■ EXCERPTED RECORDS:
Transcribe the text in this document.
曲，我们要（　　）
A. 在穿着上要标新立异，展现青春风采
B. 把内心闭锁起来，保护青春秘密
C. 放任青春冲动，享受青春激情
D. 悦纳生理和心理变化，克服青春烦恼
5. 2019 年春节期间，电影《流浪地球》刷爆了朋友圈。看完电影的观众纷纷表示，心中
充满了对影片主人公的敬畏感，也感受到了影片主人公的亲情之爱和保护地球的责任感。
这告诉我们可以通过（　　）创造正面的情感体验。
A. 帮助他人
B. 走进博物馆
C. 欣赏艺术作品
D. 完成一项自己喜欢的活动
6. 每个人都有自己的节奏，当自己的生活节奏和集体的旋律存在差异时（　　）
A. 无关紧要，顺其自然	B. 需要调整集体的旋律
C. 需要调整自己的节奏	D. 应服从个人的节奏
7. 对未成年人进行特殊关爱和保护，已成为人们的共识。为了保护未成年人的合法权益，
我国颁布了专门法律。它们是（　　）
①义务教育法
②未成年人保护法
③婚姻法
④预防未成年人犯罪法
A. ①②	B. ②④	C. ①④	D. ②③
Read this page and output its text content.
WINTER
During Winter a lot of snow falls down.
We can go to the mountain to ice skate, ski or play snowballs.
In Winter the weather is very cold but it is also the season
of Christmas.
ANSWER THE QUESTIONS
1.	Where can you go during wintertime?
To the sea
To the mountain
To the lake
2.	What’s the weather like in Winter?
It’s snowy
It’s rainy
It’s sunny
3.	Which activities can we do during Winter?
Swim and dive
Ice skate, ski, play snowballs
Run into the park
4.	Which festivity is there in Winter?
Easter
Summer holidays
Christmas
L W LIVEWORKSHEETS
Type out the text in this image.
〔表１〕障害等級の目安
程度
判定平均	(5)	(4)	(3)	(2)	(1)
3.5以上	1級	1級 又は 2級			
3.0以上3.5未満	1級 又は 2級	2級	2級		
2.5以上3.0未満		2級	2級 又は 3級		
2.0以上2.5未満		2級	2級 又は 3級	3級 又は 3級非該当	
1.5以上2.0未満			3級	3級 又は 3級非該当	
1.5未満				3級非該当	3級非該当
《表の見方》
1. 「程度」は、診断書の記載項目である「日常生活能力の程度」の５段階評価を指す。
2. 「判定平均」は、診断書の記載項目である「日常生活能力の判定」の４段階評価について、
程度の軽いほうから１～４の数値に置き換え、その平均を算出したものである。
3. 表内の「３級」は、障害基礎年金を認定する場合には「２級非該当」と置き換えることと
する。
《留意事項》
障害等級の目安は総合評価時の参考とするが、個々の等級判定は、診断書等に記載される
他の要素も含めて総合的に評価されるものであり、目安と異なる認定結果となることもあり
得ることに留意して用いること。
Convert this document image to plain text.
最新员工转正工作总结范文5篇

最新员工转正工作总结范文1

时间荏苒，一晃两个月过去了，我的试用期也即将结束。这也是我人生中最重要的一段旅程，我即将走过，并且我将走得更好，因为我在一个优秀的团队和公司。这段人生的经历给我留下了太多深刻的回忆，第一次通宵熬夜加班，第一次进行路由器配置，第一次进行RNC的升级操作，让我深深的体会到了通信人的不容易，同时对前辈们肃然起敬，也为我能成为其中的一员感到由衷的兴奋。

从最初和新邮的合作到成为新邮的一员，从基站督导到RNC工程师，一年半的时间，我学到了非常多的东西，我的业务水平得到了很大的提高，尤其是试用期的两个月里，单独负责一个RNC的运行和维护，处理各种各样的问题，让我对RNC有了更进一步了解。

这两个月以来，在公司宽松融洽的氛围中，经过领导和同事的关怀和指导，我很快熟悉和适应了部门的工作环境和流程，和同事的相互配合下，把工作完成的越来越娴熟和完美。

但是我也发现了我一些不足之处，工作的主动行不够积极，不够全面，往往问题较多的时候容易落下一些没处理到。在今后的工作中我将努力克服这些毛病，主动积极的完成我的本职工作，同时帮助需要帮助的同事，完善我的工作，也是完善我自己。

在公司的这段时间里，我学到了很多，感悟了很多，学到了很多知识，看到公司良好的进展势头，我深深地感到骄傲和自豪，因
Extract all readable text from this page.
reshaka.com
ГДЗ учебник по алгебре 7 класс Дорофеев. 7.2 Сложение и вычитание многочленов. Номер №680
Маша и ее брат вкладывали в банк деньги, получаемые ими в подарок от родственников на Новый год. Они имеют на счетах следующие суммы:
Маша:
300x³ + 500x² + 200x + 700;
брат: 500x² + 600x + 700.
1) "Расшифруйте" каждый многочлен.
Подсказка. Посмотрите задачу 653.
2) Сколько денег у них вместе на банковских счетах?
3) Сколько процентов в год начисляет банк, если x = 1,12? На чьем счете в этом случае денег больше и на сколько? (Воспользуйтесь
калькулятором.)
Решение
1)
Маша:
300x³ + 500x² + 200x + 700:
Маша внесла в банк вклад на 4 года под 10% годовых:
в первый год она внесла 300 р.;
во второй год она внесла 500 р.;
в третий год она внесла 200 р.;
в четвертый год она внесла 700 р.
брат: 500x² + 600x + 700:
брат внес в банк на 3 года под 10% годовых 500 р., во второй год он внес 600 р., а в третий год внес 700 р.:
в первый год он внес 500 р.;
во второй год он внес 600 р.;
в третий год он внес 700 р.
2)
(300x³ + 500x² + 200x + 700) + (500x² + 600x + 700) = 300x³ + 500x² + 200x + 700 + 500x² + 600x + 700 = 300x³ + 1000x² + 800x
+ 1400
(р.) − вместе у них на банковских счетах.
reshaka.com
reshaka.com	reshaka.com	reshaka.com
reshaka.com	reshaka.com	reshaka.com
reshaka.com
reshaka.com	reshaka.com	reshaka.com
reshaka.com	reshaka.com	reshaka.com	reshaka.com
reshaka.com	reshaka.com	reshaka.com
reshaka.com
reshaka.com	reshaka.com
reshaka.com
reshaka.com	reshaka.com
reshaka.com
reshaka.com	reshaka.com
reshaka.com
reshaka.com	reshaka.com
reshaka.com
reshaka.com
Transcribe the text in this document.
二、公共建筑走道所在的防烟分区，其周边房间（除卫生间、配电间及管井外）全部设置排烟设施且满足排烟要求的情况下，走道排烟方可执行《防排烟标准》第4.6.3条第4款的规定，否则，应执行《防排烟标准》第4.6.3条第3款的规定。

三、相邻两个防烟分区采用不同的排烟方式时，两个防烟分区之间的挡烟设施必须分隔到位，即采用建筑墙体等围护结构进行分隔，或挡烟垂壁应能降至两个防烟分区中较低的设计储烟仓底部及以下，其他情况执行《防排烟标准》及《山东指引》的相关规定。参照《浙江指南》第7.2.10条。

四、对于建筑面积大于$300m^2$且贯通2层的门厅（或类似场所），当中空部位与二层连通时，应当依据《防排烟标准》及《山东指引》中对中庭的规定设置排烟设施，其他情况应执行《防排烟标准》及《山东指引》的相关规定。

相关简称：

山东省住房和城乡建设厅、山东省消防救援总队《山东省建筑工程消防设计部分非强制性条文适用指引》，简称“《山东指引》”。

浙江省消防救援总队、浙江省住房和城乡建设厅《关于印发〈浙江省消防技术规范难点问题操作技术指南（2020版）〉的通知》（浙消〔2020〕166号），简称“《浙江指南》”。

■ GOAL:
Extract the whole listing, character for character.

■ EXERCISE RESULT:
Transcribe the text in this document.
曲，我们要（　　）
A. 在穿着上要标新立异，展现青春风采
B. 把内心闭锁起来，保护青春秘密
C. 放任青春冲动，享受青春激情
D. 悦纳生理和心理变化，克服青春烦恼
5. 2019 年春节期间，电影《流浪地球》刷爆了朋友圈。看完电影的观众纷纷表示，心中
充满了对影片主人公的敬畏感，也感受到了影片主人公的亲情之爱和保护地球的责任感。
这告诉我们可以通过（　　）创造正面的情感体验。
A. 帮助他人
B. 走进博物馆
C. 欣赏艺术作品
D. 完成一项自己喜欢的活动
6. 每个人都有自己的节奏，当自己的生活节奏和集体的旋律存在差异时（　　）
A. 无关紧要，顺其自然	B. 需要调整集体的旋律
C. 需要调整自己的节奏	D. 应服从个人的节奏
7. 对未成年人进行特殊关爱和保护，已成为人们的共识。为了保护未成年人的合法权益，
我国颁布了专门法律。它们是（　　）
①义务教育法
②未成年人保护法
③婚姻法
④预防未成年人犯罪法
A. ①②	B. ②④	C. ①④	D. ②③
Read this page and output its text content.
WINTER
During Winter a lot of snow falls down.
We can go to the mountain to ice skate, ski or play snowballs.
In Winter the weather is very cold but it is also the season
of Christmas.
ANSWER THE QUESTIONS
1.	Where can you go during wintertime?
To the sea
To the mountain
To the lake
2.	What’s the weather like in Winter?
It’s snowy
It’s rainy
It’s sunny
3.	Which activities can we do during Winter?
Swim and dive
Ice skate, ski, play snowballs
Run into the park
4.	Which festivity is there in Winter?
Easter
Summer holidays
Christmas
L W LIVEWORKSHEETS
Type out the text in this image.
〔表１〕障害等級の目安
程度
判定平均	(5)	(4)	(3)	(2)	(1)
3.5以上	1級	1級 又は 2級			
3.0以上3.5未満	1級 又は 2級	2級	2級		
2.5以上3.0未満		2級	2級 又は 3級		
2.0以上2.5未満		2級	2級 又は 3級	3級 又は 3級非該当	
1.5以上2.0未満			3級	3級 又は 3級非該当	
1.5未満				3級非該当	3級非該当
《表の見方》
1. 「程度」は、診断書の記載項目である「日常生活能力の程度」の５段階評価を指す。
2. 「判定平均」は、診断書の記載項目である「日常生活能力の判定」の４段階評価について、
程度の軽いほうから１～４の数値に置き換え、その平均を算出したものである。
3. 表内の「３級」は、障害基礎年金を認定する場合には「２級非該当」と置き換えることと
する。
《留意事項》
障害等級の目安は総合評価時の参考とするが、個々の等級判定は、診断書等に記載される
他の要素も含めて総合的に評価されるものであり、目安と異なる認定結果となることもあり
得ることに留意して用いること。
Convert this document image to plain text.
最新员工转正工作总结范文5篇

最新员工转正工作总结范文1

时间荏苒，一晃两个月过去了，我的试用期也即将结束。这也是我人生中最重要的一段旅程，我即将走过，并且我将走得更好，因为我在一个优秀的团队和公司。这段人生的经历给我留下了太多深刻的回忆，第一次通宵熬夜加班，第一次进行路由器配置，第一次进行RNC的升级操作，让我深深的体会到了通信人的不容易，同时对前辈们肃然起敬，也为我能成为其中的一员感到由衷的兴奋。

从最初和新邮的合作到成为新邮的一员，从基站督导到RNC工程师，一年半的时间，我学到了非常多的东西，我的业务水平得到了很大的提高，尤其是试用期的两个月里，单独负责一个RNC的运行和维护，处理各种各样的问题，让我对RNC有了更进一步了解。

这两个月以来，在公司宽松融洽的氛围中，经过领导和同事的关怀和指导，我很快熟悉和适应了部门的工作环境和流程，和同事的相互配合下，把工作完成的越来越娴熟和完美。

但是我也发现了我一些不足之处，工作的主动行不够积极，不够全面，往往问题较多的时候容易落下一些没处理到。在今后的工作中我将努力克服这些毛病，主动积极的完成我的本职工作，同时帮助需要帮助的同事，完善我的工作，也是完善我自己。

在公司的这段时间里，我学到了很多，感悟了很多，学到了很多知识，看到公司良好的进展势头，我深深地感到骄傲和自豪，因
Extract all readable text from this page.
reshaka.com
ГДЗ учебник по алгебре 7 класс Дорофеев. 7.2 Сложение и вычитание многочленов. Номер №680
Маша и ее брат вкладывали в банк деньги, получаемые ими в подарок от родственников на Новый год. Они имеют на счетах следующие суммы:
Маша:
300x³ + 500x² + 200x + 700;
брат: 500x² + 600x + 700.
1) "Расшифруйте" каждый многочлен.
Подсказка. Посмотрите задачу 653.
2) Сколько денег у них вместе на банковских счетах?
3) Сколько процентов в год начисляет банк, если x = 1,12? На чьем счете в этом случае денег больше и на сколько? (Воспользуйтесь
калькулятором.)
Решение
1)
Маша:
300x³ + 500x² + 200x + 700:
Маша внесла в банк вклад на 4 года под 10% годовых:
в первый год она внесла 300 р.;
во второй год она внесла 500 р.;
в третий год она внесла 200 р.;
в четвертый год она внесла 700 р.
брат: 500x² + 600x + 700:
брат внес в банк на 3 года под 10% годовых 500 р., во второй год он внес 600 р., а в третий год внес 700 р.:
в первый год он внес 500 р.;
во второй год он внес 600 р.;
в третий год он внес 700 р.
2)
(300x³ + 500x² + 200x + 700) + (500x² + 600x + 700) = 300x³ + 500x² + 200x + 700 + 500x² + 600x + 700 = 300x³ + 1000x² + 800x
+ 1400
(р.) − вместе у них на банковских счетах.
reshaka.com
reshaka.com	reshaka.com	reshaka.com
reshaka.com	reshaka.com	reshaka.com
reshaka.com
reshaka.com	reshaka.com	reshaka.com
reshaka.com	reshaka.com	reshaka.com	reshaka.com
reshaka.com	reshaka.com	reshaka.com
reshaka.com
reshaka.com	reshaka.com
reshaka.com
reshaka.com	reshaka.com
reshaka.com
reshaka.com	reshaka.com
reshaka.com
reshaka.com	reshaka.com
reshaka.com
reshaka.com
Transcribe the text in this document.
二、公共建筑走道所在的防烟分区，其周边房间（除卫生间、配电间及管井外）全部设置排烟设施且满足排烟要求的情况下，走道排烟方可执行《防排烟标准》第4.6.3条第4款的规定，否则，应执行《防排烟标准》第4.6.3条第3款的规定。

三、相邻两个防烟分区采用不同的排烟方式时，两个防烟分区之间的挡烟设施必须分隔到位，即采用建筑墙体等围护结构进行分隔，或挡烟垂壁应能降至两个防烟分区中较低的设计储烟仓底部及以下，其他情况执行《防排烟标准》及《山东指引》的相关规定。参照《浙江指南》第7.2.10条。

四、对于建筑面积大于$300m^2$且贯通2层的门厅（或类似场所），当中空部位与二层连通时，应当依据《防排烟标准》及《山东指引》中对中庭的规定设置排烟设施，其他情况应执行《防排烟标准》及《山东指引》的相关规定。

相关简称：

山东省住房和城乡建设厅、山东省消防救援总队《山东省建筑工程消防设计部分非强制性条文适用指引》，简称“《山东指引》”。

浙江省消防救援总队、浙江省住房和城乡建设厅《关于印发〈浙江省消防技术规范难点问题操作技术指南（2020版）〉的通知》（浙消〔2020〕166号），简称“《浙江指南》”。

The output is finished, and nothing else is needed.